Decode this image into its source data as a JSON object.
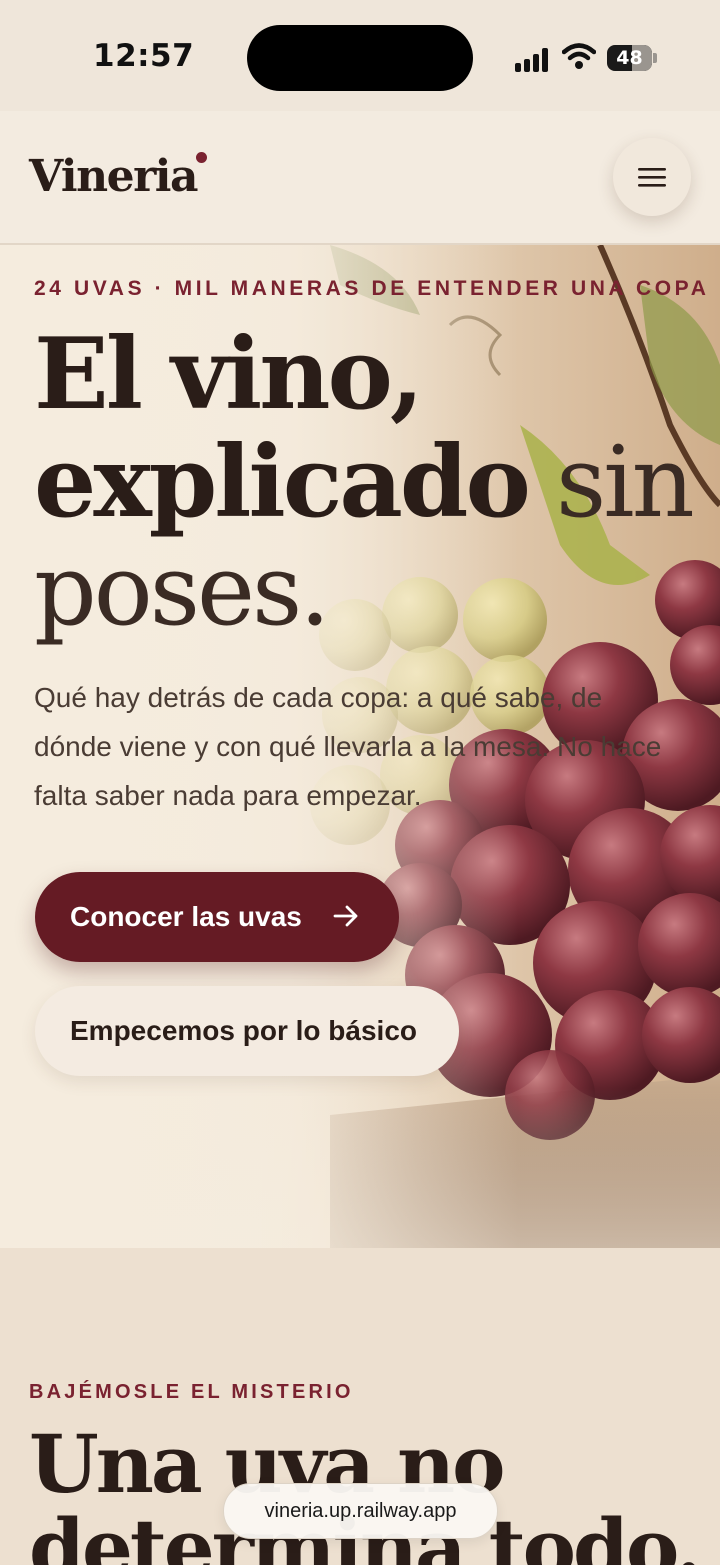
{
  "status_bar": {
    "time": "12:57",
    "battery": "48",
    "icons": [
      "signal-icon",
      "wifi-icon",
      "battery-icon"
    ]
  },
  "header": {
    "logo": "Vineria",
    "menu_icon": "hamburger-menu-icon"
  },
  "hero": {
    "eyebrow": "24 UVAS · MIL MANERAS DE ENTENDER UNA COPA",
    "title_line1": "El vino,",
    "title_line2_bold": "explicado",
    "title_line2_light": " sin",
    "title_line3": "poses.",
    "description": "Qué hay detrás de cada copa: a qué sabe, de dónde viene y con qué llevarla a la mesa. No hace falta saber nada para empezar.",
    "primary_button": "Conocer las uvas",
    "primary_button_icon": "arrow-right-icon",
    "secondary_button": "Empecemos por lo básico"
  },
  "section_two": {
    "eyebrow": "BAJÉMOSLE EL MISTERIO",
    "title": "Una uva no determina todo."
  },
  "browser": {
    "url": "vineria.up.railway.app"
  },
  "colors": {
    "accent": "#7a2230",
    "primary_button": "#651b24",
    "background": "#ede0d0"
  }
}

☆ ☆ ☆

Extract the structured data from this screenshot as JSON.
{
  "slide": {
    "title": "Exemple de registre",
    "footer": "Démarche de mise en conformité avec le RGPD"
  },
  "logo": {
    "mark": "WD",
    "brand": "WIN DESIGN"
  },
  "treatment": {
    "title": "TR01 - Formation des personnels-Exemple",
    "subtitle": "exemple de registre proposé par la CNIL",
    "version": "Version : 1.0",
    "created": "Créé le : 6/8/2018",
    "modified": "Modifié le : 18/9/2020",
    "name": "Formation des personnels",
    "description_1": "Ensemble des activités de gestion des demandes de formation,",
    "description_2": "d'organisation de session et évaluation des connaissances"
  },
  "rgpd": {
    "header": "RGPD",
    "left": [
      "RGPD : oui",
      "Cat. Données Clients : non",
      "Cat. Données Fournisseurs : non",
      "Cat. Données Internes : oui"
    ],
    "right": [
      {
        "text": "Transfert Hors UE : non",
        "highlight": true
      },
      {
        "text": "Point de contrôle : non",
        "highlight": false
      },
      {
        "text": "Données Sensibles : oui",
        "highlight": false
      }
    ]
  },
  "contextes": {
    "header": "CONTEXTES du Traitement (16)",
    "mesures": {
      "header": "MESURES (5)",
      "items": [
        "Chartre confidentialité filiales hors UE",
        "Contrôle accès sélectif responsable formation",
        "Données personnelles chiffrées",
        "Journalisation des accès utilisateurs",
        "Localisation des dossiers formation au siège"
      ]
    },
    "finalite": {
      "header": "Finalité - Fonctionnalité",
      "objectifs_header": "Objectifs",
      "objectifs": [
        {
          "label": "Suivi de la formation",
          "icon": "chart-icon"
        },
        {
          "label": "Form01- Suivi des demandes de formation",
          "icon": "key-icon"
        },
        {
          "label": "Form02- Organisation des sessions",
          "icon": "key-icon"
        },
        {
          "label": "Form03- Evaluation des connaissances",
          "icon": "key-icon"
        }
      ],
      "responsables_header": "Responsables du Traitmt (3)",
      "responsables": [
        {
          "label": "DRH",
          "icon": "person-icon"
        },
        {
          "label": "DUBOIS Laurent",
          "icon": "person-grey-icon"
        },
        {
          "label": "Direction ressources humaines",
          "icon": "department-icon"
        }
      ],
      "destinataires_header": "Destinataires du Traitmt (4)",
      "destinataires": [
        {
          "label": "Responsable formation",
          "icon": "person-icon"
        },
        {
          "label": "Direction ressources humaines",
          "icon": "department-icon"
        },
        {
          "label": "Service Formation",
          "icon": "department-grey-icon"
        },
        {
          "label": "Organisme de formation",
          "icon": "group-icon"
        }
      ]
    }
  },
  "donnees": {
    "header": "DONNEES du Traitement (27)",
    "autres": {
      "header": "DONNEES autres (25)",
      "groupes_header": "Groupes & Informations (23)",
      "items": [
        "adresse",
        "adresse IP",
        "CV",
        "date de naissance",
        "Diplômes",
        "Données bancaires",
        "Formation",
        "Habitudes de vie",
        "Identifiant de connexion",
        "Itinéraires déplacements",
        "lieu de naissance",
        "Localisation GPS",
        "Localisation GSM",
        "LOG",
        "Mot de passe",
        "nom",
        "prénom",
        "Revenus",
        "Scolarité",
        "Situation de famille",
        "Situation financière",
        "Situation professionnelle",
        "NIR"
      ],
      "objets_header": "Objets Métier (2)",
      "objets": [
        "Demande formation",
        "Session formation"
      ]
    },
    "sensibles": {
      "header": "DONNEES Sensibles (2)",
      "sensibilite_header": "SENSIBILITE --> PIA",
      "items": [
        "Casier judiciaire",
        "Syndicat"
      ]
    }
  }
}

☆ ☆ ☆

▶ _JOB_:
Look through the listing above. Pick out each line with "grey" and copy it.

▶ _THE COMPLETED TASK_:
          "icon": "person-grey-icon"
          "icon": "department-grey-icon"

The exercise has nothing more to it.